Task requirements: Will you write out all the entries below exactly?

Records excerpted from a collection
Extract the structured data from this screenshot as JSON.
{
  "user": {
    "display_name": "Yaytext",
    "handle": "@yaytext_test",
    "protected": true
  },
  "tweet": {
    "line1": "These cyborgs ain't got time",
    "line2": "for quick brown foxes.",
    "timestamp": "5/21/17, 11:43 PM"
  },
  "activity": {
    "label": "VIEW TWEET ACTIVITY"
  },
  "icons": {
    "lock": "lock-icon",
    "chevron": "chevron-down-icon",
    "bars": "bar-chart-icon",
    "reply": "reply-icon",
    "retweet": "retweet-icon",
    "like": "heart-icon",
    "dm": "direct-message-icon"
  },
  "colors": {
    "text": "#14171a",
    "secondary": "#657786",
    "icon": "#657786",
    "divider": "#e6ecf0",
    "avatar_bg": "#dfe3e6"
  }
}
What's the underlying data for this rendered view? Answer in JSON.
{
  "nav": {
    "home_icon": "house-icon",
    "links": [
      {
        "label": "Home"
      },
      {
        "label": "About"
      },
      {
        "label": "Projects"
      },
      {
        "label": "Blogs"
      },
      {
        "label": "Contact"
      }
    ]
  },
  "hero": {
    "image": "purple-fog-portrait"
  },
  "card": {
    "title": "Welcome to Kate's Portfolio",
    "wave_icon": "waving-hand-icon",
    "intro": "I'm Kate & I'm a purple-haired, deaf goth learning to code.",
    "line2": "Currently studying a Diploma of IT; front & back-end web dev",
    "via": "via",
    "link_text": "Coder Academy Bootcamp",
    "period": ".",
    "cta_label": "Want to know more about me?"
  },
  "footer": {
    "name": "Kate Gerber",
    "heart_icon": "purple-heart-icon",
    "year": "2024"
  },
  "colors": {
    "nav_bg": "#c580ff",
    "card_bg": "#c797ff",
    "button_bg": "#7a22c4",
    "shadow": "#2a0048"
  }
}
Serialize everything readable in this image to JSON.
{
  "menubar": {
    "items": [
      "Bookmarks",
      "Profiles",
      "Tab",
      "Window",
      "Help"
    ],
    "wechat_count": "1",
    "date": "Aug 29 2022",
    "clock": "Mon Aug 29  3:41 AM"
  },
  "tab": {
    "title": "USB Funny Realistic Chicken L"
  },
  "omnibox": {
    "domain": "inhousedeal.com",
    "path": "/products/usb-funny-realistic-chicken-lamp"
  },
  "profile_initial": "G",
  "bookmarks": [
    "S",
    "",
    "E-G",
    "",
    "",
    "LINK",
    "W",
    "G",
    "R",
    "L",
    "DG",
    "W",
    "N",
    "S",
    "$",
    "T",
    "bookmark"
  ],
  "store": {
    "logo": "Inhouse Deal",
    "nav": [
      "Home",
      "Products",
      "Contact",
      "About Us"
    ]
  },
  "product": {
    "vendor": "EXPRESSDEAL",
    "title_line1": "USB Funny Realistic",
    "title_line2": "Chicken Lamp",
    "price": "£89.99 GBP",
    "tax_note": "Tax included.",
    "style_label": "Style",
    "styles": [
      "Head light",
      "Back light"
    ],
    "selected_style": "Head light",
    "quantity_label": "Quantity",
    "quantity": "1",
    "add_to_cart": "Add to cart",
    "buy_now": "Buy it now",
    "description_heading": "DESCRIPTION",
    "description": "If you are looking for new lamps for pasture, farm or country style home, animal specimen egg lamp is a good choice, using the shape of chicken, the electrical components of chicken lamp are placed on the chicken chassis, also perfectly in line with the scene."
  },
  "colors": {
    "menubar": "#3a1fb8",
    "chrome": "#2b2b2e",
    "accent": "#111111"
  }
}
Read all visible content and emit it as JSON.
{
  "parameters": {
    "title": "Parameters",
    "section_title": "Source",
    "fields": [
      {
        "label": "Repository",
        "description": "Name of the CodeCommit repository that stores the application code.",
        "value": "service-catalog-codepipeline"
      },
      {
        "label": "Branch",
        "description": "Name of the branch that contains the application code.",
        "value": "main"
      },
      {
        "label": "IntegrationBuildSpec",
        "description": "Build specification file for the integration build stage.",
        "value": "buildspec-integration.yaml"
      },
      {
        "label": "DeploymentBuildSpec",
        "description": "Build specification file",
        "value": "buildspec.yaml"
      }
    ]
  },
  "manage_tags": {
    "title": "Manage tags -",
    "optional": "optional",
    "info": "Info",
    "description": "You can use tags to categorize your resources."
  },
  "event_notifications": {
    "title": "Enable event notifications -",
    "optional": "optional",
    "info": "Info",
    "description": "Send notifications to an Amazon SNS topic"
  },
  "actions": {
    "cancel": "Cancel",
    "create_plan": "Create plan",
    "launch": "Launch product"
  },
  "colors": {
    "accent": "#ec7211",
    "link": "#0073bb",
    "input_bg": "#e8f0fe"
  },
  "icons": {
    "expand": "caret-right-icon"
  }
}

Written response:
Extract the structured data from this screenshot as JSON.
{
  "user": {
    "display_name": "Yaytext",
    "handle": "@yaytext_test",
    "protected": true
  },
  "tweet": {
    "line1": "These cyborgs ain't got time",
    "line2": "for quick brown foxes.",
    "timestamp": "5/21/17, 11:43 PM"
  },
  "activity": {
    "label": "VIEW TWEET ACTIVITY"
  },
  "icons": {
    "lock": "lock-icon",
    "chevron": "chevron-down-icon",
    "bars": "bar-chart-icon",
    "reply": "reply-icon",
    "retweet": "retweet-icon",
    "like": "heart-icon",
    "dm": "direct-message-icon"
  },
  "colors": {
    "text": "#14171a",
    "secondary": "#657786",
    "icon": "#657786",
    "divider": "#e6ecf0",
    "avatar_bg": "#dfe3e6"
  }
}
What's the underlying data for this rendered view? Answer in JSON.
{
  "nav": {
    "home_icon": "house-icon",
    "links": [
      {
        "label": "Home"
      },
      {
        "label": "About"
      },
      {
        "label": "Projects"
      },
      {
        "label": "Blogs"
      },
      {
        "label": "Contact"
      }
    ]
  },
  "hero": {
    "image": "purple-fog-portrait"
  },
  "card": {
    "title": "Welcome to Kate's Portfolio",
    "wave_icon": "waving-hand-icon",
    "intro": "I'm Kate & I'm a purple-haired, deaf goth learning to code.",
    "line2": "Currently studying a Diploma of IT; front & back-end web dev",
    "via": "via",
    "link_text": "Coder Academy Bootcamp",
    "period": ".",
    "cta_label": "Want to know more about me?"
  },
  "footer": {
    "name": "Kate Gerber",
    "heart_icon": "purple-heart-icon",
    "year": "2024"
  },
  "colors": {
    "nav_bg": "#c580ff",
    "card_bg": "#c797ff",
    "button_bg": "#7a22c4",
    "shadow": "#2a0048"
  }
}
Serialize everything readable in this image to JSON.
{
  "menubar": {
    "items": [
      "Bookmarks",
      "Profiles",
      "Tab",
      "Window",
      "Help"
    ],
    "wechat_count": "1",
    "date": "Aug 29 2022",
    "clock": "Mon Aug 29  3:41 AM"
  },
  "tab": {
    "title": "USB Funny Realistic Chicken L"
  },
  "omnibox": {
    "domain": "inhousedeal.com",
    "path": "/products/usb-funny-realistic-chicken-lamp"
  },
  "profile_initial": "G",
  "bookmarks": [
    "S",
    "",
    "E-G",
    "",
    "",
    "LINK",
    "W",
    "G",
    "R",
    "L",
    "DG",
    "W",
    "N",
    "S",
    "$",
    "T",
    "bookmark"
  ],
  "store": {
    "logo": "Inhouse Deal",
    "nav": [
      "Home",
      "Products",
      "Contact",
      "About Us"
    ]
  },
  "product": {
    "vendor": "EXPRESSDEAL",
    "title_line1": "USB Funny Realistic",
    "title_line2": "Chicken Lamp",
    "price": "£89.99 GBP",
    "tax_note": "Tax included.",
    "style_label": "Style",
    "styles": [
      "Head light",
      "Back light"
    ],
    "selected_style": "Head light",
    "quantity_label": "Quantity",
    "quantity": "1",
    "add_to_cart": "Add to cart",
    "buy_now": "Buy it now",
    "description_heading": "DESCRIPTION",
    "description": "If you are looking for new lamps for pasture, farm or country style home, animal specimen egg lamp is a good choice, using the shape of chicken, the electrical components of chicken lamp are placed on the chicken chassis, also perfectly in line with the scene."
  },
  "colors": {
    "menubar": "#3a1fb8",
    "chrome": "#2b2b2e",
    "accent": "#111111"
  }
}
Read all visible content and emit it as JSON.
{
  "parameters": {
    "title": "Parameters",
    "section_title": "Source",
    "fields": [
      {
        "label": "Repository",
        "description": "Name of the CodeCommit repository that stores the application code.",
        "value": "service-catalog-codepipeline"
      },
      {
        "label": "Branch",
        "description": "Name of the branch that contains the application code.",
        "value": "main"
      },
      {
        "label": "IntegrationBuildSpec",
        "description": "Build specification file for the integration build stage.",
        "value": "buildspec-integration.yaml"
      },
      {
        "label": "DeploymentBuildSpec",
        "description": "Build specification file",
        "value": "buildspec.yaml"
      }
    ]
  },
  "manage_tags": {
    "title": "Manage tags -",
    "optional": "optional",
    "info": "Info",
    "description": "You can use tags to categorize your resources."
  },
  "event_notifications": {
    "title": "Enable event notifications -",
    "optional": "optional",
    "info": "Info",
    "description": "Send notifications to an Amazon SNS topic"
  },
  "actions": {
    "cancel": "Cancel",
    "create_plan": "Create plan",
    "launch": "Launch product"
  },
  "colors": {
    "accent": "#ec7211",
    "link": "#0073bb",
    "input_bg": "#e8f0fe"
  },
  "icons": {
    "expand": "caret-right-icon"
  }
}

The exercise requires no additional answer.